(Dataset entries on figures)
★ ★ ★ ★

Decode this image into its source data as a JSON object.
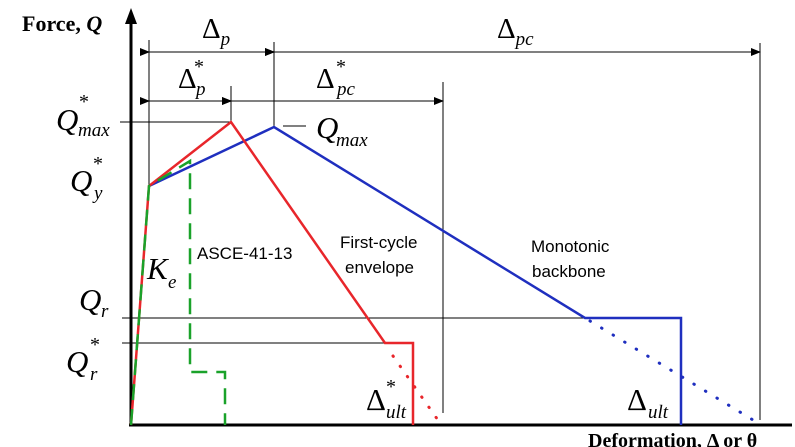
{
  "axes": {
    "y_label": "Force, ",
    "y_symbol": "Q",
    "x_label": "Deformation, Δ or θ"
  },
  "dimensions": {
    "delta_p": {
      "base": "Δ",
      "sub": "p"
    },
    "delta_pc": {
      "base": "Δ",
      "sub": "pc"
    },
    "delta_p_star": {
      "base": "Δ",
      "sub": "p",
      "sup": "*"
    },
    "delta_pc_star": {
      "base": "Δ",
      "sub": "pc",
      "sup": "*"
    }
  },
  "levels": {
    "qmax_star": {
      "base": "Q",
      "sub": "max",
      "sup": "*"
    },
    "qy_star": {
      "base": "Q",
      "sub": "y",
      "sup": "*"
    },
    "qr": {
      "base": "Q",
      "sub": "r"
    },
    "qr_star": {
      "base": "Q",
      "sub": "r",
      "sup": "*"
    }
  },
  "annotations": {
    "qmax": {
      "base": "Q",
      "sub": "max"
    },
    "ke": {
      "base": "K",
      "sub": "e"
    },
    "asce": "ASCE-41-13",
    "first_cycle_line1": "First-cycle",
    "first_cycle_line2": "envelope",
    "monotonic_line1": "Monotonic",
    "monotonic_line2": "backbone",
    "delta_ult_star": {
      "base": "Δ",
      "sub": "ult",
      "sup": "*"
    },
    "delta_ult": {
      "base": "Δ",
      "sub": "ult"
    }
  },
  "colors": {
    "axis": "#000000",
    "first_cycle": "#e8262b",
    "monotonic": "#1f2fbf",
    "asce": "#1aa22a",
    "guide": "#000000"
  }
}
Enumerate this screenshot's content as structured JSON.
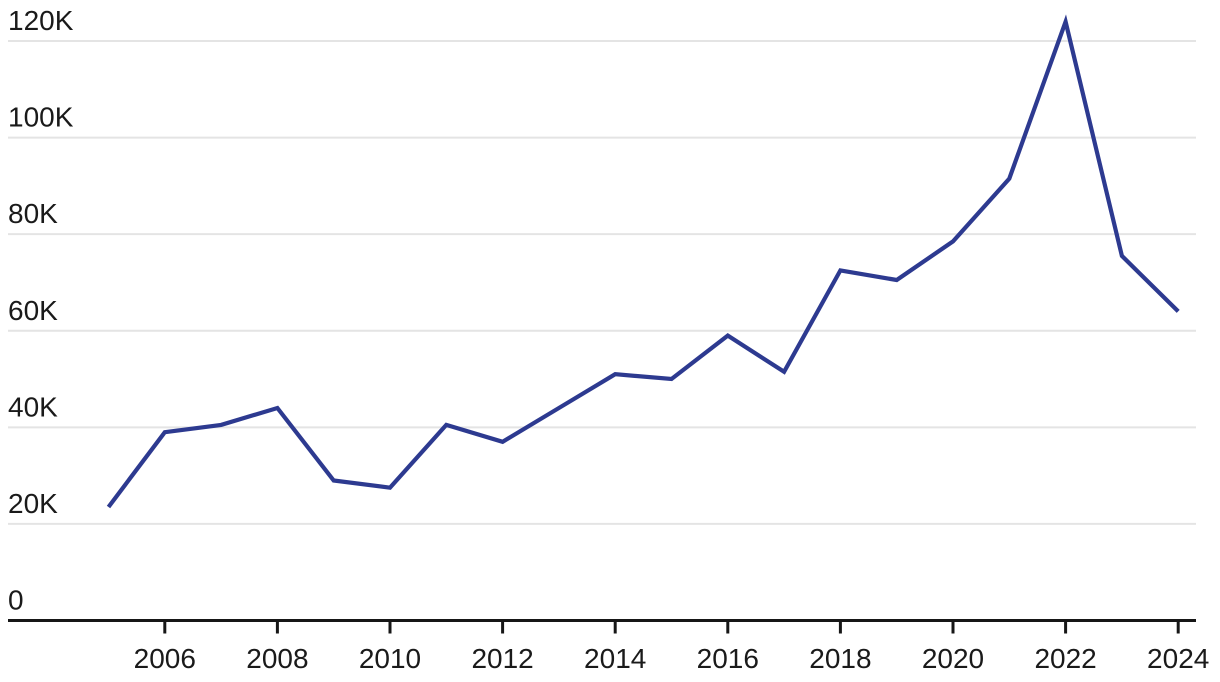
{
  "chart_data": {
    "type": "line",
    "title": "",
    "subtitle": "",
    "xlabel": "",
    "ylabel": "",
    "legend": false,
    "grid": true,
    "series_count": 1,
    "x": [
      2005,
      2006,
      2007,
      2008,
      2009,
      2010,
      2011,
      2012,
      2013,
      2014,
      2015,
      2016,
      2017,
      2018,
      2019,
      2020,
      2021,
      2022,
      2023,
      2024
    ],
    "values": [
      23500,
      39000,
      40500,
      44000,
      29000,
      27500,
      40500,
      37000,
      44000,
      51000,
      50000,
      59000,
      51500,
      72500,
      70500,
      78500,
      91500,
      124000,
      75500,
      64000
    ],
    "xlim": [
      2003.2,
      2024.3
    ],
    "ylim": [
      0,
      128000
    ],
    "ytick_values": [
      0,
      20000,
      40000,
      60000,
      80000,
      100000,
      120000
    ],
    "ytick_labels": [
      "0",
      "20K",
      "40K",
      "60K",
      "80K",
      "100K",
      "120K"
    ],
    "xtick_values": [
      2006,
      2008,
      2010,
      2012,
      2014,
      2016,
      2018,
      2020,
      2022,
      2024
    ],
    "xtick_labels": [
      "2006",
      "2008",
      "2010",
      "2012",
      "2014",
      "2016",
      "2018",
      "2020",
      "2022",
      "2024"
    ]
  },
  "colors": {
    "line": "#2d3a90",
    "gridline": "#e4e4e4",
    "axis": "#161616",
    "label": "#1a1a1a",
    "background": "#ffffff"
  }
}
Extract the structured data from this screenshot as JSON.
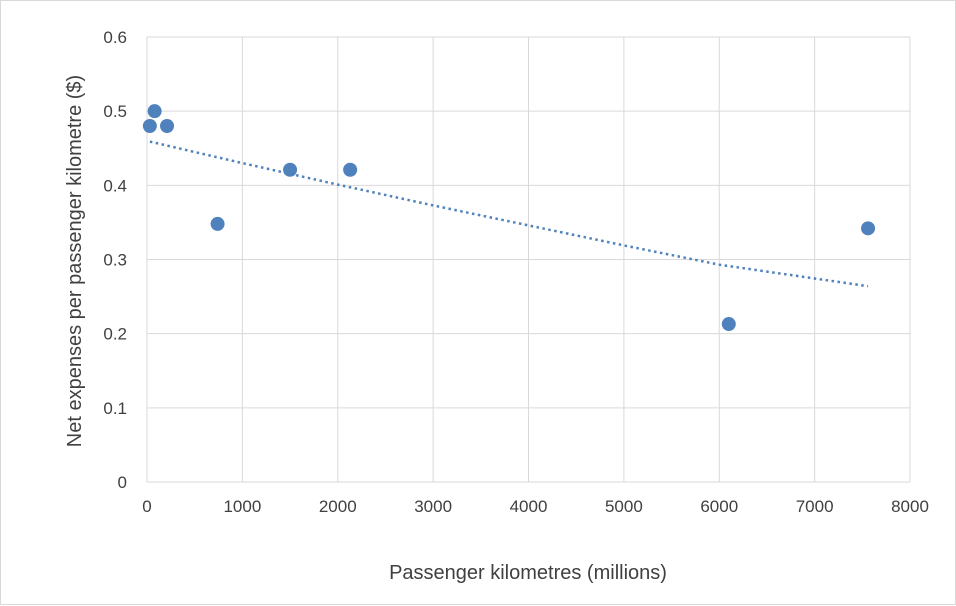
{
  "chart_data": {
    "type": "scatter",
    "xlabel": "Passenger kilometres (millions)",
    "ylabel": "Net expenses per passenger kilometre ($)",
    "xlim": [
      0,
      8000
    ],
    "ylim": [
      0,
      0.6
    ],
    "x_ticks": [
      0,
      1000,
      2000,
      3000,
      4000,
      5000,
      6000,
      7000,
      8000
    ],
    "y_ticks": [
      0,
      0.1,
      0.2,
      0.3,
      0.4,
      0.5,
      0.6
    ],
    "x_tick_labels": [
      "0",
      "1000",
      "2000",
      "3000",
      "4000",
      "5000",
      "6000",
      "7000",
      "8000"
    ],
    "y_tick_labels": [
      "0",
      "0.1",
      "0.2",
      "0.3",
      "0.4",
      "0.5",
      "0.6"
    ],
    "grid": true,
    "legend": "none",
    "series": [
      {
        "points": [
          {
            "x": 30,
            "y": 0.48
          },
          {
            "x": 80,
            "y": 0.5
          },
          {
            "x": 210,
            "y": 0.48
          },
          {
            "x": 740,
            "y": 0.348
          },
          {
            "x": 1500,
            "y": 0.421
          },
          {
            "x": 2130,
            "y": 0.421
          },
          {
            "x": 6100,
            "y": 0.213
          },
          {
            "x": 7560,
            "y": 0.342
          }
        ],
        "color": "#4f81bd"
      }
    ],
    "trendline": {
      "style": "dotted",
      "color": "#4f81bd",
      "points": [
        {
          "x": 30,
          "y": 0.459
        },
        {
          "x": 1000,
          "y": 0.43
        },
        {
          "x": 2000,
          "y": 0.401
        },
        {
          "x": 3000,
          "y": 0.373
        },
        {
          "x": 4000,
          "y": 0.346
        },
        {
          "x": 5000,
          "y": 0.319
        },
        {
          "x": 6000,
          "y": 0.293
        },
        {
          "x": 7560,
          "y": 0.264
        }
      ]
    }
  }
}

★ ★ ★ ★

#### What you are asked to do
Copy all the data exactly as written, but skip any picture.

#### Correct output
Decode this image into its source data as a JSON object.
{
  "axes": {
    "y_label": "Force, ",
    "y_symbol": "Q",
    "x_label": "Deformation, Δ or θ"
  },
  "dimensions": {
    "delta_p": {
      "base": "Δ",
      "sub": "p"
    },
    "delta_pc": {
      "base": "Δ",
      "sub": "pc"
    },
    "delta_p_star": {
      "base": "Δ",
      "sub": "p",
      "sup": "*"
    },
    "delta_pc_star": {
      "base": "Δ",
      "sub": "pc",
      "sup": "*"
    }
  },
  "levels": {
    "qmax_star": {
      "base": "Q",
      "sub": "max",
      "sup": "*"
    },
    "qy_star": {
      "base": "Q",
      "sub": "y",
      "sup": "*"
    },
    "qr": {
      "base": "Q",
      "sub": "r"
    },
    "qr_star": {
      "base": "Q",
      "sub": "r",
      "sup": "*"
    }
  },
  "annotations": {
    "qmax": {
      "base": "Q",
      "sub": "max"
    },
    "ke": {
      "base": "K",
      "sub": "e"
    },
    "asce": "ASCE-41-13",
    "first_cycle_line1": "First-cycle",
    "first_cycle_line2": "envelope",
    "monotonic_line1": "Monotonic",
    "monotonic_line2": "backbone",
    "delta_ult_star": {
      "base": "Δ",
      "sub": "ult",
      "sup": "*"
    },
    "delta_ult": {
      "base": "Δ",
      "sub": "ult"
    }
  },
  "colors": {
    "axis": "#000000",
    "first_cycle": "#e8262b",
    "monotonic": "#1f2fbf",
    "asce": "#1aa22a",
    "guide": "#000000"
  }
}
Enumerate this screenshot's content as structured JSON.
{
  "chart_data": {
    "type": "line",
    "title": "",
    "subtitle": "",
    "xlabel": "",
    "ylabel": "",
    "legend": false,
    "grid": true,
    "series_count": 1,
    "x": [
      2005,
      2006,
      2007,
      2008,
      2009,
      2010,
      2011,
      2012,
      2013,
      2014,
      2015,
      2016,
      2017,
      2018,
      2019,
      2020,
      2021,
      2022,
      2023,
      2024
    ],
    "values": [
      23500,
      39000,
      40500,
      44000,
      29000,
      27500,
      40500,
      37000,
      44000,
      51000,
      50000,
      59000,
      51500,
      72500,
      70500,
      78500,
      91500,
      124000,
      75500,
      64000
    ],
    "xlim": [
      2003.2,
      2024.3
    ],
    "ylim": [
      0,
      128000
    ],
    "ytick_values": [
      0,
      20000,
      40000,
      60000,
      80000,
      100000,
      120000
    ],
    "ytick_labels": [
      "0",
      "20K",
      "40K",
      "60K",
      "80K",
      "100K",
      "120K"
    ],
    "xtick_values": [
      2006,
      2008,
      2010,
      2012,
      2014,
      2016,
      2018,
      2020,
      2022,
      2024
    ],
    "xtick_labels": [
      "2006",
      "2008",
      "2010",
      "2012",
      "2014",
      "2016",
      "2018",
      "2020",
      "2022",
      "2024"
    ]
  },
  "colors": {
    "line": "#2d3a90",
    "gridline": "#e4e4e4",
    "axis": "#161616",
    "label": "#1a1a1a",
    "background": "#ffffff"
  }
}
Extract the structured data from this screenshot as JSON.
{
  "chart_data": {
    "type": "scatter",
    "xlabel": "Passenger kilometres (millions)",
    "ylabel": "Net expenses per passenger kilometre ($)",
    "xlim": [
      0,
      8000
    ],
    "ylim": [
      0,
      0.6
    ],
    "x_ticks": [
      0,
      1000,
      2000,
      3000,
      4000,
      5000,
      6000,
      7000,
      8000
    ],
    "y_ticks": [
      0,
      0.1,
      0.2,
      0.3,
      0.4,
      0.5,
      0.6
    ],
    "x_tick_labels": [
      "0",
      "1000",
      "2000",
      "3000",
      "4000",
      "5000",
      "6000",
      "7000",
      "8000"
    ],
    "y_tick_labels": [
      "0",
      "0.1",
      "0.2",
      "0.3",
      "0.4",
      "0.5",
      "0.6"
    ],
    "grid": true,
    "legend": "none",
    "series": [
      {
        "points": [
          {
            "x": 30,
            "y": 0.48
          },
          {
            "x": 80,
            "y": 0.5
          },
          {
            "x": 210,
            "y": 0.48
          },
          {
            "x": 740,
            "y": 0.348
          },
          {
            "x": 1500,
            "y": 0.421
          },
          {
            "x": 2130,
            "y": 0.421
          },
          {
            "x": 6100,
            "y": 0.213
          },
          {
            "x": 7560,
            "y": 0.342
          }
        ],
        "color": "#4f81bd"
      }
    ],
    "trendline": {
      "style": "dotted",
      "color": "#4f81bd",
      "points": [
        {
          "x": 30,
          "y": 0.459
        },
        {
          "x": 1000,
          "y": 0.43
        },
        {
          "x": 2000,
          "y": 0.401
        },
        {
          "x": 3000,
          "y": 0.373
        },
        {
          "x": 4000,
          "y": 0.346
        },
        {
          "x": 5000,
          "y": 0.319
        },
        {
          "x": 6000,
          "y": 0.293
        },
        {
          "x": 7560,
          "y": 0.264
        }
      ]
    }
  }
}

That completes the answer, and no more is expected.